- TEXT BLOCK:
The Golden Girls (1985–1992): Season 6, Episode 3 - If at Last You Do Succeed - full transcript

When Stan finally has a successful business venture, he grows tired of being browbeaten by Dorothy.

♪ Thank you for being a friend

♪ Traveled down the
road and back again

♪ Your heart is true

♪ You're a pal and a confidante

♪ And if you threw a party

♪ Invited everyone you knew

♪ You would see the
biggest gift would be from me

♪ And the card
attached would say

♪ "Thank you for
being a friend" ♪

Mm, smells good.

Here, Pussycat, taste this.

Ooh! Ma... (groans)

"Bring to a near boil." Perfect.

Ma, I could've burned my
lips! What are you doing?

My eyesight is going, so
I like a prank I can hear.

Rose Nylund, what is that giant
velvet painting of dogs playing poker

doing out on my front lawn?

Intriguing passersby,
if I know my art lovers.

And the clothes and
the trunk and the boxes?

You're not havin' a
yard sale, are you?

What's wrong with
that? Are you kidding?

I don't want to have to deal with
400 people in Simpsons T-shirts

trying to knock 25 cents off
your "I lost my ass in Vegas" cup.

Is my cup out there? I
don't want to sell my cup.

Come on, Blanche,
there's nothing wrong

with Rose having a
yard sale. Right, Ma?

Here, Blanche, taste this. Ma!

Look, Rose, I just hate
the idea of a yard sale,

but if you're really trying
to get rid of your stuff,

I'll take it off your
hands for, say, $50.

OK, but a deal's a deal.

I don't want to hear you say
you didn't get your money's worth

just because something
doesn't fit right or smells bad

or makes strangers
look at ya and giggle.

Good God, what do
you have in those boxes?

As we say in St. Olaf,
"crapola in a box."

(doorbell rings)

Excuse me.

I can't stand her when
she's feeling her oats.

Rose, you're a pretty
sharp deal-maker.

We've all underestimated you.

Now, come over here. Taste this.

(Rose) Oh! Ma, stop that!

Hi, it's me - Stan.
Stanley, what do you want?

Turn on your TV.
It is almost 6:28.

What's happening at 6:28?

You're gonna find out why Stan
Zbornak is now a very rich man.

What is it this time, Stanley?

- EXTRACTED MATERIAL:
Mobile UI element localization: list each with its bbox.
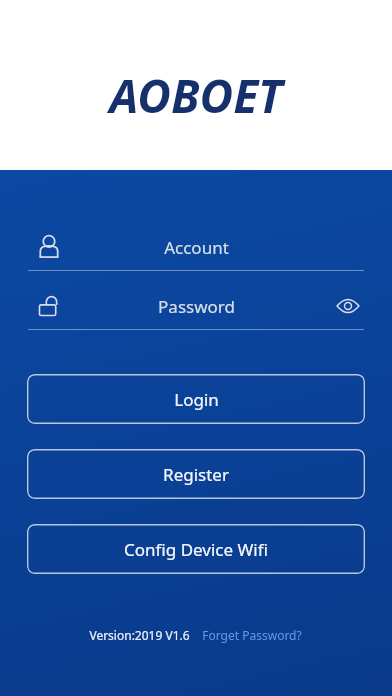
button[interactable]: Config Device Wifi xyxy=(27,524,365,574)
button[interactable]: Password xyxy=(28,283,364,330)
button[interactable]: Login xyxy=(27,374,365,424)
button[interactable]: Register xyxy=(27,449,365,499)
staticText: Register xyxy=(163,463,229,486)
staticText: Config Device Wifi xyxy=(124,538,268,561)
button[interactable]: Forget Password? xyxy=(200,625,304,645)
button[interactable]: Show password xyxy=(332,290,364,322)
staticText: Login xyxy=(174,388,219,411)
staticText: Password xyxy=(158,295,235,318)
staticText: Version:2019 V1.6 xyxy=(89,627,190,643)
button[interactable]: Account xyxy=(28,224,364,271)
staticText: Forget Password? xyxy=(202,627,302,643)
staticText: Account xyxy=(164,236,229,259)
staticText: AOBOET xyxy=(109,64,283,127)
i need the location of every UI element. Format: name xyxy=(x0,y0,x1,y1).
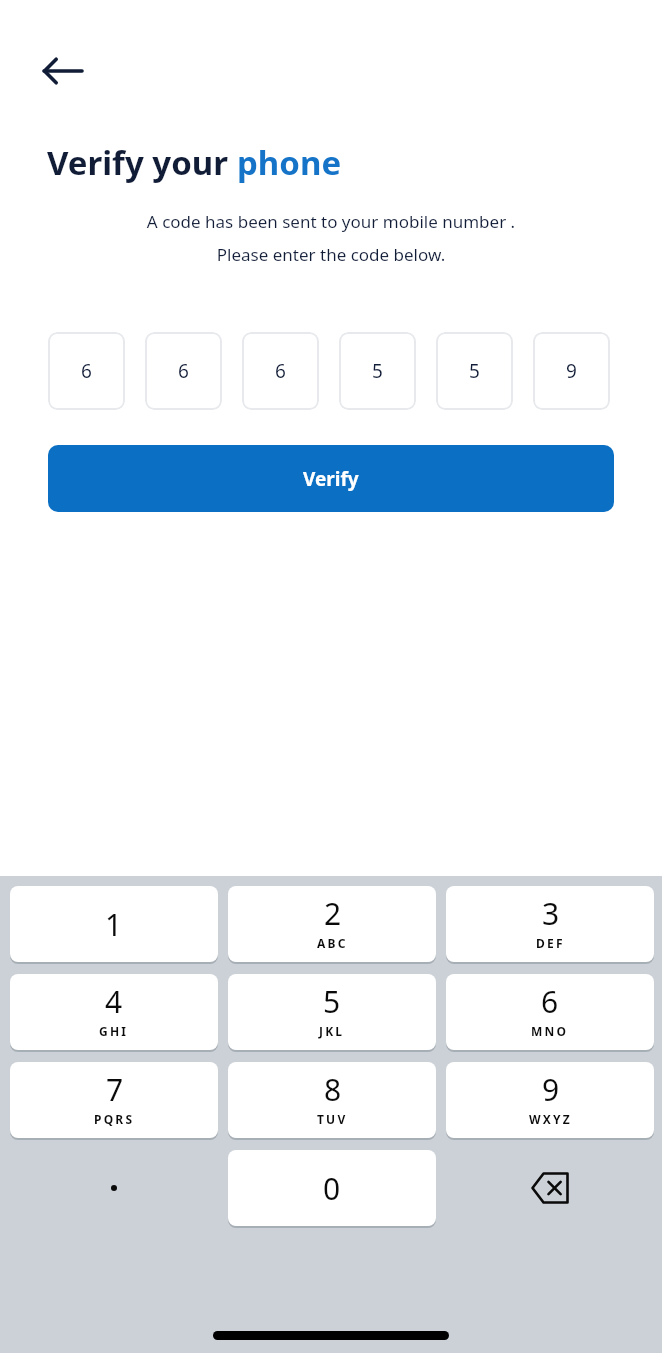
button[interactable]: 6 xyxy=(242,332,319,410)
staticText: 5 xyxy=(469,358,480,384)
staticText: 1 xyxy=(105,904,123,945)
button[interactable]: 6 xyxy=(48,332,125,410)
staticText: phone xyxy=(237,140,342,185)
staticText: 2 xyxy=(324,893,342,934)
staticText: DEF xyxy=(536,935,565,951)
button[interactable]: 5 xyxy=(436,332,513,410)
staticText: 5 xyxy=(323,981,341,1022)
button[interactable]: 9 xyxy=(446,1062,654,1138)
button[interactable]: 9 xyxy=(533,332,610,410)
staticText: 5 xyxy=(372,358,383,384)
staticText: ABC xyxy=(317,935,348,951)
button[interactable]: 6 xyxy=(145,332,222,410)
staticText: PQRS xyxy=(94,1111,135,1127)
staticText: 0 xyxy=(323,1168,341,1209)
staticText: 6 xyxy=(275,358,286,384)
staticText: 4 xyxy=(105,981,123,1022)
button[interactable]: 5 xyxy=(228,974,436,1050)
button[interactable]: Backspace xyxy=(446,1150,654,1226)
button[interactable]: 2 xyxy=(228,886,436,962)
staticText: GHI xyxy=(99,1023,129,1039)
button[interactable]: 0 xyxy=(228,1150,436,1226)
staticText: 8 xyxy=(324,1069,342,1110)
staticText: A code has been sent to your mobile numb… xyxy=(44,210,618,266)
staticText: MNO xyxy=(531,1023,569,1039)
button[interactable]: 4 xyxy=(10,974,218,1050)
button[interactable]: 8 xyxy=(228,1062,436,1138)
button[interactable]: 5 xyxy=(339,332,416,410)
staticText: WXYZ xyxy=(529,1111,572,1127)
staticText: TUV xyxy=(317,1111,348,1127)
button[interactable]: Verify xyxy=(48,445,614,512)
staticText: 9 xyxy=(566,358,577,384)
staticText: 6 xyxy=(541,981,559,1022)
staticText: 6 xyxy=(178,358,189,384)
staticText: Verify xyxy=(303,466,359,492)
staticText: 9 xyxy=(542,1069,560,1110)
staticText: 7 xyxy=(106,1069,124,1110)
button[interactable]: 7 xyxy=(10,1062,218,1138)
button[interactable]: Back xyxy=(34,42,92,100)
button[interactable]: 3 xyxy=(446,886,654,962)
staticText: JKL xyxy=(319,1023,345,1039)
staticText: 6 xyxy=(81,358,92,384)
staticText: Verify your xyxy=(47,140,237,185)
button[interactable]: 6 xyxy=(446,974,654,1050)
button[interactable]: 1 xyxy=(10,886,218,962)
staticText: 3 xyxy=(542,893,560,934)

- PROMPT 1:
In the summary at the top of the Golden Girls transcript, what happens to Stan that makes him tire of being browbeaten by Dorothy?
- PROMPT 2:
Reproduce word for word the passage of the Golden Girls transcript between "Stanley, what do" and "this time, Stanley?", inclusive.

- RESULT 1:
He finally has a successful business venture.

- RESULT 2:
Stanley, what do you want?

Turn on your TV.
It is almost 6:28.

What's happening at 6:28?

You're gonna find out why Stan
Zbornak is now a very rich man.

What is it this time, Stanley?